_WORK TASK:_ What you return must match the listing below exactly.

_DATASET EXCERPTS:_
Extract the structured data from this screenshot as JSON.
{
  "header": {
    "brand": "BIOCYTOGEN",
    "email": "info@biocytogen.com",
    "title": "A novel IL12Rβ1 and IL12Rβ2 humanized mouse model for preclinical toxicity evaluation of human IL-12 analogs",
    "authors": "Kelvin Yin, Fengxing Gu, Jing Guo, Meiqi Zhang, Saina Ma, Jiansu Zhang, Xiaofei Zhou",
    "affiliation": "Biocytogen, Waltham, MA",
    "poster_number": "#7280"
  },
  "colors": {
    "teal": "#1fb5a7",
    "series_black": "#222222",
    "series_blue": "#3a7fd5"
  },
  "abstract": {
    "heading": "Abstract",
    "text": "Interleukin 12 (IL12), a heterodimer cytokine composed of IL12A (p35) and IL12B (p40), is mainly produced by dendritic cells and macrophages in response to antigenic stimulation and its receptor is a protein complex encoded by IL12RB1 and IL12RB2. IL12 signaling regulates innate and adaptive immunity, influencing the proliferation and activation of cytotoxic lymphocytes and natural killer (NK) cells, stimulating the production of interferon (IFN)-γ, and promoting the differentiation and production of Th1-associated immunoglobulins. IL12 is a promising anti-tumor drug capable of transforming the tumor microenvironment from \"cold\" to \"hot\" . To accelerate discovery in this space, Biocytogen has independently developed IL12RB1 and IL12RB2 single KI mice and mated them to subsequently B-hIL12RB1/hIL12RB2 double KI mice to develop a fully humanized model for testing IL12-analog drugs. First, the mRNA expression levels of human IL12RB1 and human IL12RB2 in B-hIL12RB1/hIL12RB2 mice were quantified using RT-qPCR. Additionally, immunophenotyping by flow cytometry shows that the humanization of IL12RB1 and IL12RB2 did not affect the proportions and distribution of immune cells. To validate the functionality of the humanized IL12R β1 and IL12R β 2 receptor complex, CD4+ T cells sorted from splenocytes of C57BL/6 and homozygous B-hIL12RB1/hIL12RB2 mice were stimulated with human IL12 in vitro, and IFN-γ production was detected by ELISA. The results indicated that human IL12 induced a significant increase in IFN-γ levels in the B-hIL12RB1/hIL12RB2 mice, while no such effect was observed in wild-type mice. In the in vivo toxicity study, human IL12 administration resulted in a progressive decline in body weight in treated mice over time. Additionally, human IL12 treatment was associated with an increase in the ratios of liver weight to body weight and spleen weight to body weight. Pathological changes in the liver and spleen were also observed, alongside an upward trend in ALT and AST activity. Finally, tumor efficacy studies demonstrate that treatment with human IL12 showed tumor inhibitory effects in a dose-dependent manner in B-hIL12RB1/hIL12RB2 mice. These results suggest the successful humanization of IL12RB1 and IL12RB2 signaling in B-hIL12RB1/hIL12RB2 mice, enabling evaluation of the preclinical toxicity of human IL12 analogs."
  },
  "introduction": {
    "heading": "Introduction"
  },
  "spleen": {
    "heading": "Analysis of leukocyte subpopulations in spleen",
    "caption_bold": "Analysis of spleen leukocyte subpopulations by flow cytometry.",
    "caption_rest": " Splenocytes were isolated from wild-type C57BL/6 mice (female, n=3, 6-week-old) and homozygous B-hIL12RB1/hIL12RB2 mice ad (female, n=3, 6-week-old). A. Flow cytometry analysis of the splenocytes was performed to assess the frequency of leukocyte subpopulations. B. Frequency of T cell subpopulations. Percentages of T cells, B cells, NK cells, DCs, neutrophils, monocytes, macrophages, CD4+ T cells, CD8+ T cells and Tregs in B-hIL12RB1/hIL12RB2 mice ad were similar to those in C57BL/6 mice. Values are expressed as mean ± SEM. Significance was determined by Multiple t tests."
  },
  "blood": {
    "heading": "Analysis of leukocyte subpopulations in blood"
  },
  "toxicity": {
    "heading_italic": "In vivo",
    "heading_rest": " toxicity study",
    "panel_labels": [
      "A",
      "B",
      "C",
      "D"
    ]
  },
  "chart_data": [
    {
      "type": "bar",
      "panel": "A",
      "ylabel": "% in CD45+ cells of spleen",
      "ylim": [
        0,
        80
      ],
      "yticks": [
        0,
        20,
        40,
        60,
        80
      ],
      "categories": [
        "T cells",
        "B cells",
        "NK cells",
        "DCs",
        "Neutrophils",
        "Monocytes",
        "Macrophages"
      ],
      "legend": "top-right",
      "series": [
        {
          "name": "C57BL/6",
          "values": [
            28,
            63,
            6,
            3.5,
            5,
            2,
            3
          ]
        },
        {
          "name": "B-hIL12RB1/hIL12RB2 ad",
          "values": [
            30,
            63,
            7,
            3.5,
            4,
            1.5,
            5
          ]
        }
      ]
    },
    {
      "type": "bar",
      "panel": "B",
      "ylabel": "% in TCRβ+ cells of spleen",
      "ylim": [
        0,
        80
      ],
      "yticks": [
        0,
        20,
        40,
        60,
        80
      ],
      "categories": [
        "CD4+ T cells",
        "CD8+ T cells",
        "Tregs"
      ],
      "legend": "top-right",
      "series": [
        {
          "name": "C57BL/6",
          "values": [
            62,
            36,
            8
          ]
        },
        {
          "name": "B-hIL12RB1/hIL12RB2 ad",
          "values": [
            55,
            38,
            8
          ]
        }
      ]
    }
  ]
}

_SOLUTION TO THE EXERCISE:_
Extract the structured data from this screenshot as JSON.
{
  "header": {
    "brand": "BIOCYTOGEN",
    "email": "info@biocytogen.com",
    "title": "A novel IL12Rβ1 and IL12Rβ2 humanized mouse model for preclinical toxicity evaluation of human IL-12 analogs",
    "authors": "Kelvin Yin, Fengxing Gu, Jing Guo, Meiqi Zhang, Saina Ma, Jiansu Zhang, Xiaofei Zhou",
    "affiliation": "Biocytogen, Waltham, MA",
    "poster_number": "#7280"
  },
  "colors": {
    "teal": "#1fb5a7",
    "series_black": "#222222",
    "series_blue": "#3a7fd5"
  },
  "abstract": {
    "heading": "Abstract",
    "text": "Interleukin 12 (IL12), a heterodimer cytokine composed of IL12A (p35) and IL12B (p40), is mainly produced by dendritic cells and macrophages in response to antigenic stimulation and its receptor is a protein complex encoded by IL12RB1 and IL12RB2. IL12 signaling regulates innate and adaptive immunity, influencing the proliferation and activation of cytotoxic lymphocytes and natural killer (NK) cells, stimulating the production of interferon (IFN)-γ, and promoting the differentiation and production of Th1-associated immunoglobulins. IL12 is a promising anti-tumor drug capable of transforming the tumor microenvironment from \"cold\" to \"hot\" . To accelerate discovery in this space, Biocytogen has independently developed IL12RB1 and IL12RB2 single KI mice and mated them to subsequently B-hIL12RB1/hIL12RB2 double KI mice to develop a fully humanized model for testing IL12-analog drugs. First, the mRNA expression levels of human IL12RB1 and human IL12RB2 in B-hIL12RB1/hIL12RB2 mice were quantified using RT-qPCR. Additionally, immunophenotyping by flow cytometry shows that the humanization of IL12RB1 and IL12RB2 did not affect the proportions and distribution of immune cells. To validate the functionality of the humanized IL12R β1 and IL12R β 2 receptor complex, CD4+ T cells sorted from splenocytes of C57BL/6 and homozygous B-hIL12RB1/hIL12RB2 mice were stimulated with human IL12 in vitro, and IFN-γ production was detected by ELISA. The results indicated that human IL12 induced a significant increase in IFN-γ levels in the B-hIL12RB1/hIL12RB2 mice, while no such effect was observed in wild-type mice. In the in vivo toxicity study, human IL12 administration resulted in a progressive decline in body weight in treated mice over time. Additionally, human IL12 treatment was associated with an increase in the ratios of liver weight to body weight and spleen weight to body weight. Pathological changes in the liver and spleen were also observed, alongside an upward trend in ALT and AST activity. Finally, tumor efficacy studies demonstrate that treatment with human IL12 showed tumor inhibitory effects in a dose-dependent manner in B-hIL12RB1/hIL12RB2 mice. These results suggest the successful humanization of IL12RB1 and IL12RB2 signaling in B-hIL12RB1/hIL12RB2 mice, enabling evaluation of the preclinical toxicity of human IL12 analogs."
  },
  "introduction": {
    "heading": "Introduction"
  },
  "spleen": {
    "heading": "Analysis of leukocyte subpopulations in spleen",
    "caption_bold": "Analysis of spleen leukocyte subpopulations by flow cytometry.",
    "caption_rest": " Splenocytes were isolated from wild-type C57BL/6 mice (female, n=3, 6-week-old) and homozygous B-hIL12RB1/hIL12RB2 mice ad (female, n=3, 6-week-old). A. Flow cytometry analysis of the splenocytes was performed to assess the frequency of leukocyte subpopulations. B. Frequency of T cell subpopulations. Percentages of T cells, B cells, NK cells, DCs, neutrophils, monocytes, macrophages, CD4+ T cells, CD8+ T cells and Tregs in B-hIL12RB1/hIL12RB2 mice ad were similar to those in C57BL/6 mice. Values are expressed as mean ± SEM. Significance was determined by Multiple t tests."
  },
  "blood": {
    "heading": "Analysis of leukocyte subpopulations in blood"
  },
  "toxicity": {
    "heading_italic": "In vivo",
    "heading_rest": " toxicity study",
    "panel_labels": [
      "A",
      "B",
      "C",
      "D"
    ]
  },
  "chart_data": [
    {
      "type": "bar",
      "panel": "A",
      "ylabel": "% in CD45+ cells of spleen",
      "ylim": [
        0,
        80
      ],
      "yticks": [
        0,
        20,
        40,
        60,
        80
      ],
      "categories": [
        "T cells",
        "B cells",
        "NK cells",
        "DCs",
        "Neutrophils",
        "Monocytes",
        "Macrophages"
      ],
      "legend": "top-right",
      "series": [
        {
          "name": "C57BL/6",
          "values": [
            28,
            63,
            6,
            3.5,
            5,
            2,
            3
          ]
        },
        {
          "name": "B-hIL12RB1/hIL12RB2 ad",
          "values": [
            30,
            63,
            7,
            3.5,
            4,
            1.5,
            5
          ]
        }
      ]
    },
    {
      "type": "bar",
      "panel": "B",
      "ylabel": "% in TCRβ+ cells of spleen",
      "ylim": [
        0,
        80
      ],
      "yticks": [
        0,
        20,
        40,
        60,
        80
      ],
      "categories": [
        "CD4+ T cells",
        "CD8+ T cells",
        "Tregs"
      ],
      "legend": "top-right",
      "series": [
        {
          "name": "C57BL/6",
          "values": [
            62,
            36,
            8
          ]
        },
        {
          "name": "B-hIL12RB1/hIL12RB2 ad",
          "values": [
            55,
            38,
            8
          ]
        }
      ]
    }
  ]
}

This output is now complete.